WORK INSTRUCTIONS
Return the listing below exactly, with the pictures dropped.

[Dataset items]
— START —

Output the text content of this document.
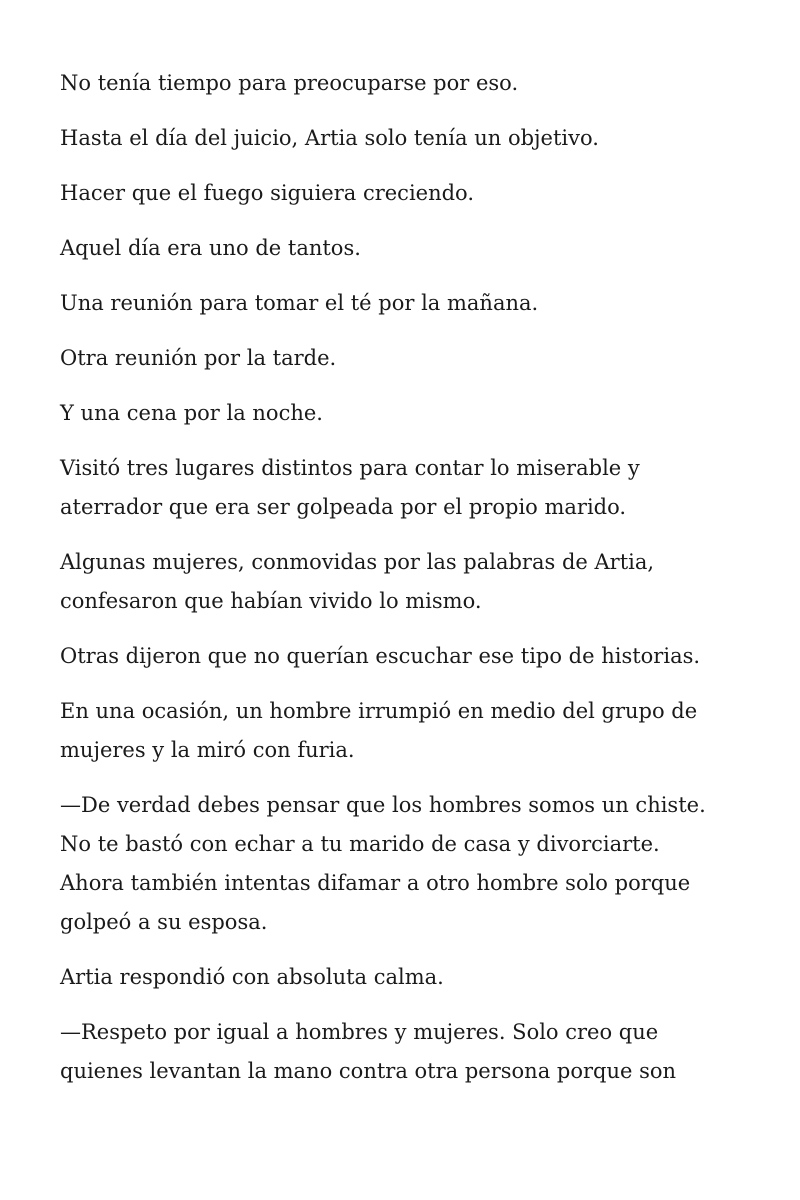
No tenía tiempo para preocuparse por eso.

Hasta el día del juicio, Artia solo tenía un objetivo.

Hacer que el fuego siguiera creciendo.

Aquel día era uno de tantos.

Una reunión para tomar el té por la mañana.

Otra reunión por la tarde.

Y una cena por la noche.

Visitó tres lugares distintos para contar lo miserable y
aterrador que era ser golpeada por el propio marido.

Algunas mujeres, conmovidas por las palabras de Artia,
confesaron que habían vivido lo mismo.

Otras dijeron que no querían escuchar ese tipo de historias.

En una ocasión, un hombre irrumpió en medio del grupo de
mujeres y la miró con furia.

—De verdad debes pensar que los hombres somos un chiste.
No te bastó con echar a tu marido de casa y divorciarte.
Ahora también intentas difamar a otro hombre solo porque
golpeó a su esposa.

Artia respondió con absoluta calma.

—Respeto por igual a hombres y mujeres. Solo creo que
quienes levantan la mano contra otra persona porque son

— END —

SOLUTION
Output the text content of this document.
No tenía tiempo para preocuparse por eso.

Hasta el día del juicio, Artia solo tenía un objetivo.

Hacer que el fuego siguiera creciendo.

Aquel día era uno de tantos.

Una reunión para tomar el té por la mañana.

Otra reunión por la tarde.

Y una cena por la noche.

Visitó tres lugares distintos para contar lo miserable y
aterrador que era ser golpeada por el propio marido.

Algunas mujeres, conmovidas por las palabras de Artia,
confesaron que habían vivido lo mismo.

Otras dijeron que no querían escuchar ese tipo de historias.

En una ocasión, un hombre irrumpió en medio del grupo de
mujeres y la miró con furia.

—De verdad debes pensar que los hombres somos un chiste.
No te bastó con echar a tu marido de casa y divorciarte.
Ahora también intentas difamar a otro hombre solo porque
golpeó a su esposa.

Artia respondió con absoluta calma.

—Respeto por igual a hombres y mujeres. Solo creo que
quienes levantan la mano contra otra persona porque son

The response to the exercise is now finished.